* SOURCE PASSAGE:
start

Employment Law is a HUGE area. I mean, after all, I never struggle for a blog-related topic due to Employment Law covering everything from unpaid ‘discretionary’ bonuses, unfair dismissal, unreasonable denial of job vacancy due to disability, discrimination due to being a part-time worker, breach of contract due to pension-related ageism and, of course, discrimination (of various forms) against pregnant individuals.
I could have entered at least two dozen more examples within the above sentence but that would have bored the back teeth off readers and, after all, too many examples make Tom a dull fellow.
In recent weeks, my contact with clients, both employees and employers alike, have involved many conversations concerning pregnant staff members. Basically, once an individual informs their employer that they are pregnant, numerous additional responsibilities, both from an Employment Law and Health & Safety perspective, come into play. Naturally, this blog doesn’t cover all of them (as that isn’t really possible without turning this blog into something more of a chapter within a legal textbook) but, rather, let’s look at a relevant example.
So, our employee is called ‘Wilma’ (I’m a closet Flintstones fan…) Wilma has worked for her employer, Bitsy Boo Limited (“BB Limited”), for 18 months and has recently informed them that she is pregnant with her first child. BB Limited is a small nursery that looks after babies and small children.
Upon being informed of Wilma’s pregnancy, Wilma’s Manager panicked at the thought of having to carry out a risk assessment and fear of Wilma having to have more days off work than usual due to morning sickness and other potential pregnancy-related issues. Her Manager also feared that some adjustments would need to be made to ensure a reduced risk to Wilma’s health and to safeguard her pregnancy and, therefore, due to having a common (erroneous) belief that employees need 2 years’ full service to bring a Tribunal claim, the Manager terminated her employment soon afterwards without good reason.
Importantly, the Manager’s belief in the ‘2 year rule’ was erroneous. This only timeframe only applies to ordinary Unfair Dismissal (for which there are some exceptions) but doesn’t apply to pregnancy-related discrimination actions covering events including, but not limited to, termination of employment. Naturally, the absence of a good reason for dismissal provides an implication that it was due to pregnancy (unless BB Limited can evidence an alternative, fair reason to an Employment Tribunal).

end

* GIVEN EXERCISE 1:
Reproduce the employment law blog post word for word, in full.

* DATASET ENTRIES:
start

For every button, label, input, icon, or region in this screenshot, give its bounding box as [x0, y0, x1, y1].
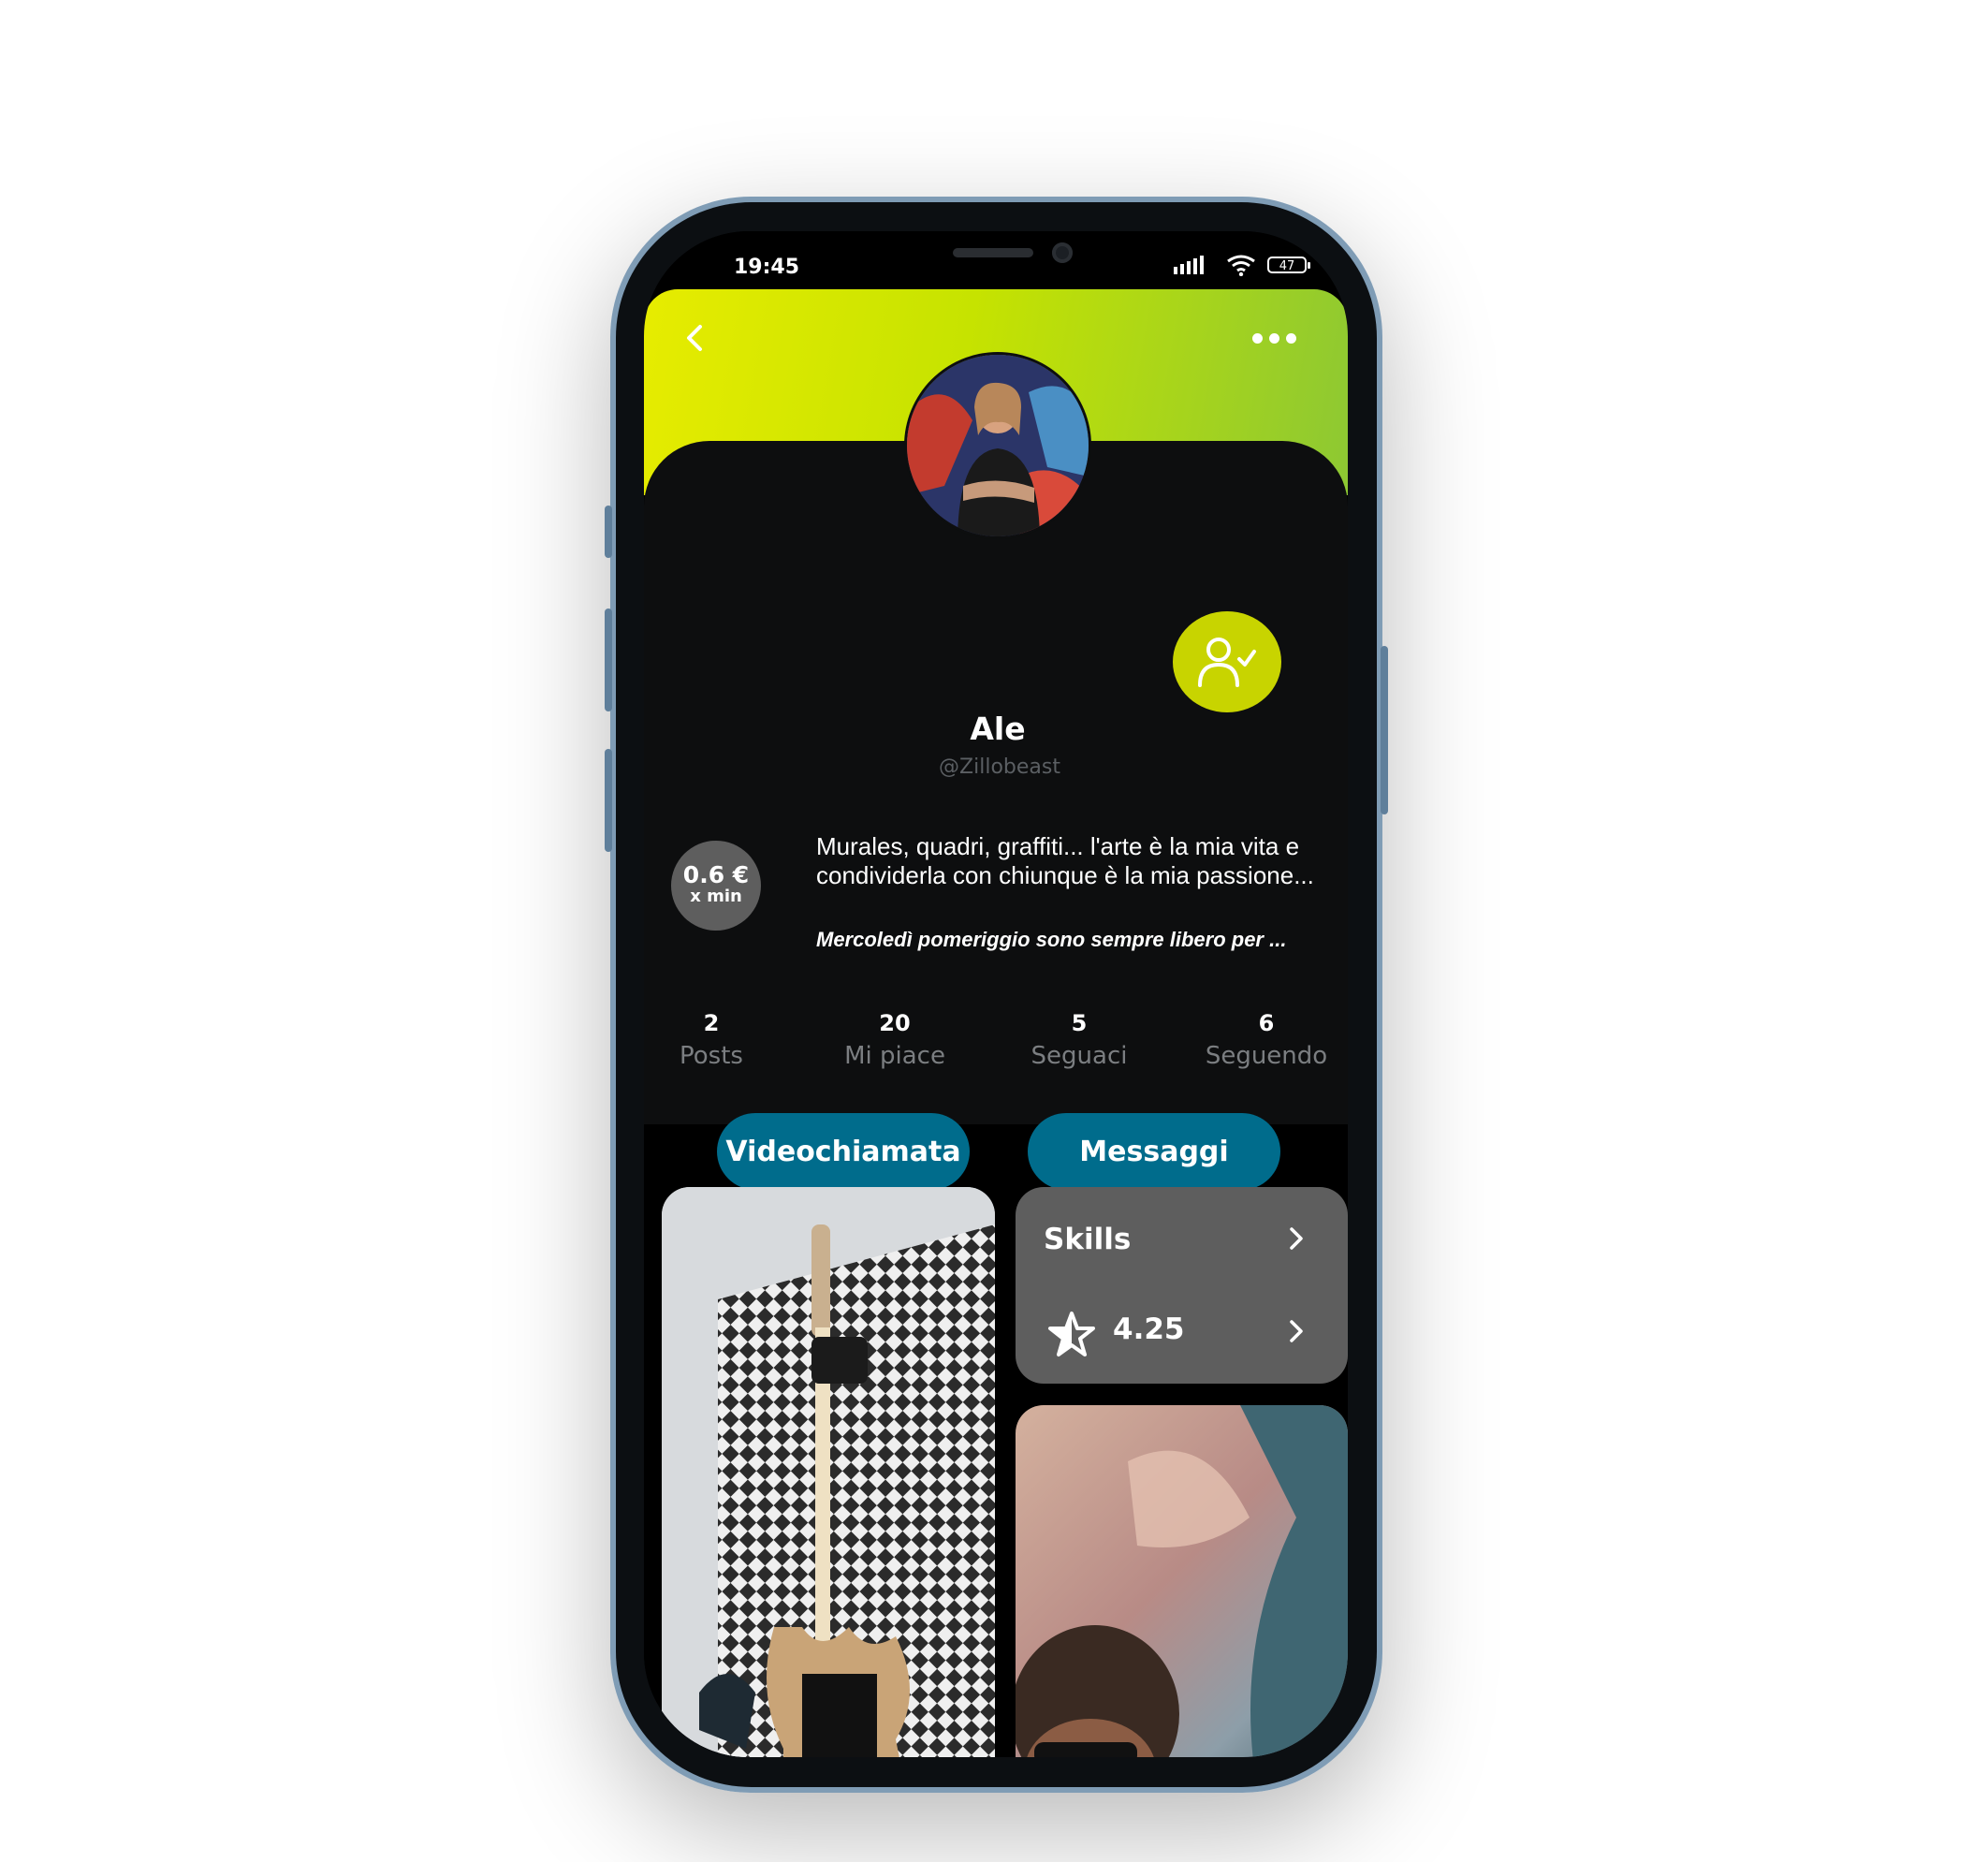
status-bar: 19:45 47 — [644, 231, 1348, 289]
messages-button[interactable]: Messaggi — [1028, 1113, 1280, 1190]
profile-name: Ale — [970, 711, 1026, 747]
more-dot — [1269, 332, 1279, 344]
stat-followers[interactable]: 5 Seguaci — [1004, 1010, 1154, 1070]
skills-title: Skills — [1044, 1223, 1132, 1256]
battery-icon: 47 — [1267, 257, 1310, 273]
phone-screen: 19:45 47 Ale @Zillobeast 0.6 € x min Mur… — [644, 231, 1348, 1757]
cellular-signal-icon — [1174, 256, 1204, 274]
stat-value: 20 — [879, 1010, 911, 1036]
mute-switch — [605, 506, 612, 558]
stat-likes[interactable]: 20 Mi piace — [811, 1010, 979, 1070]
stat-label: Mi piace — [844, 1042, 945, 1070]
stat-following[interactable]: 6 Seguendo — [1187, 1010, 1346, 1070]
avatar[interactable] — [907, 355, 1089, 536]
stat-label: Posts — [680, 1042, 743, 1070]
profile-card: Ale @Zillobeast 0.6 € x min Murales, qua… — [644, 441, 1348, 1190]
profile-handle: @Zillobeast — [939, 755, 1060, 779]
price-badge: 0.6 € x min — [671, 841, 761, 931]
chevron-left-icon[interactable] — [680, 321, 713, 355]
status-time: 19:45 — [734, 256, 800, 279]
profile-bio: Murales, quadri, graffiti... l'arte è la… — [816, 832, 1314, 889]
video-call-button[interactable]: Videochiamata — [717, 1113, 970, 1190]
volume-up-button — [605, 608, 612, 711]
stat-value: 5 — [1071, 1010, 1088, 1036]
skills-rating: 4.25 — [1113, 1312, 1185, 1346]
post-thumbnail-guitar[interactable] — [662, 1187, 995, 1757]
status-icons: 47 — [1174, 254, 1310, 276]
power-button — [1381, 646, 1388, 814]
wifi-icon — [1227, 255, 1255, 276]
more-dot — [1286, 332, 1296, 344]
profile-stats: 2 Posts 20 Mi piace 5 Seguaci 6 Seguendo — [644, 1010, 1348, 1094]
speaker — [953, 248, 1033, 257]
profile-screen: Ale @Zillobeast 0.6 € x min Murales, qua… — [644, 289, 1348, 1757]
chevron-right-icon[interactable] — [1284, 1226, 1308, 1251]
user-check-icon — [1198, 638, 1256, 687]
stat-label: Seguaci — [1031, 1042, 1128, 1070]
post-thumbnail-mural[interactable] — [1016, 1405, 1348, 1757]
volume-down-button — [605, 749, 612, 852]
stat-posts[interactable]: 2 Posts — [655, 1010, 767, 1070]
price-unit: x min — [690, 887, 742, 906]
stat-label: Seguendo — [1205, 1042, 1328, 1070]
post-image-mural — [1016, 1405, 1348, 1757]
more-dot — [1252, 332, 1263, 344]
availability-note: Mercoledì pomeriggio sono sempre libero … — [816, 928, 1287, 951]
stat-value: 6 — [1258, 1010, 1275, 1036]
notch — [822, 231, 1170, 286]
price-value: 0.6 € — [682, 861, 750, 888]
avatar-image — [907, 355, 1089, 536]
chevron-right-icon[interactable] — [1284, 1319, 1308, 1343]
more-horizontal-icon[interactable] — [1252, 319, 1308, 357]
front-camera — [1052, 242, 1073, 263]
post-image-guitar — [662, 1187, 995, 1757]
follow-button[interactable] — [1173, 611, 1281, 712]
skills-card[interactable]: Skills 4.25 — [1016, 1187, 1348, 1384]
stat-value: 2 — [703, 1010, 720, 1036]
star-icon — [1048, 1312, 1095, 1356]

end

* GIVEN EXERCISE 2:
In the records, rewrite the lines from the one containing "status-bar: 19:45 47 — [644, 231, 1348, 289]" through the one containing "stat-likes[interactable]: 20 Mi", replacing "more-dot" with "overflow-dot" and leaving everything else unchanged. Return only those lines.

* COMPLETE OUTPUT 1:
Employment Law is a HUGE area. I mean, after all, I never struggle for a blog-related topic due to Employment Law covering everything from unpaid ‘discretionary’ bonuses, unfair dismissal, unreasonable denial of job vacancy due to disability, discrimination due to being a part-time worker, breach of contract due to pension-related ageism and, of course, discrimination (of various forms) against pregnant individuals.
I could have entered at least two dozen more examples within the above sentence but that would have bored the back teeth off readers and, after all, too many examples make Tom a dull fellow.
In recent weeks, my contact with clients, both employees and employers alike, have involved many conversations concerning pregnant staff members. Basically, once an individual informs their employer that they are pregnant, numerous additional responsibilities, both from an Employment Law and Health & Safety perspective, come into play. Naturally, this blog doesn’t cover all of them (as that isn’t really possible without turning this blog into something more of a chapter within a legal textbook) but, rather, let’s look at a relevant example.
So, our employee is called ‘Wilma’ (I’m a closet Flintstones fan…) Wilma has worked for her employer, Bitsy Boo Limited (“BB Limited”), for 18 months and has recently informed them that she is pregnant with her first child. BB Limited is a small nursery that looks after babies and small children.
Upon being informed of Wilma’s pregnancy, Wilma’s Manager panicked at the thought of having to carry out a risk assessment and fear of Wilma having to have more days off work than usual due to morning sickness and other potential pregnancy-related issues. Her Manager also feared that some adjustments would need to be made to ensure a reduced risk to Wilma’s health and to safeguard her pregnancy and, therefore, due to having a common (erroneous) belief that employees need 2 years’ full service to bring a Tribunal claim, the Manager terminated her employment soon afterwards without good reason.
Importantly, the Manager’s belief in the ‘2 year rule’ was erroneous. This only timeframe only applies to ordinary Unfair Dismissal (for which there are some exceptions) but doesn’t apply to pregnancy-related discrimination actions covering events including, but not limited to, termination of employment. Naturally, the absence of a good reason for dismissal provides an implication that it was due to pregnancy (unless BB Limited can evidence an alternative, fair reason to an Employment Tribunal).

* COMPLETE OUTPUT 2:
status-bar: 19:45 47 — [644, 231, 1348, 289]
messages-button[interactable]: Messaggi — [1028, 1113, 1280, 1190]
profile-name: Ale — [970, 711, 1026, 747]
overflow-dot — [1269, 332, 1279, 344]
stat-followers[interactable]: 5 Seguaci — [1004, 1010, 1154, 1070]
skills-title: Skills — [1044, 1223, 1132, 1256]
battery-icon: 47 — [1267, 257, 1310, 273]
phone-screen: 19:45 47 Ale @Zillobeast 0.6 € x min Mur… — [644, 231, 1348, 1757]
cellular-signal-icon — [1174, 256, 1204, 274]
stat-value: 20 — [879, 1010, 911, 1036]
mute-switch — [605, 506, 612, 558]
stat-likes[interactable]: 20 Mi piace — [811, 1010, 979, 1070]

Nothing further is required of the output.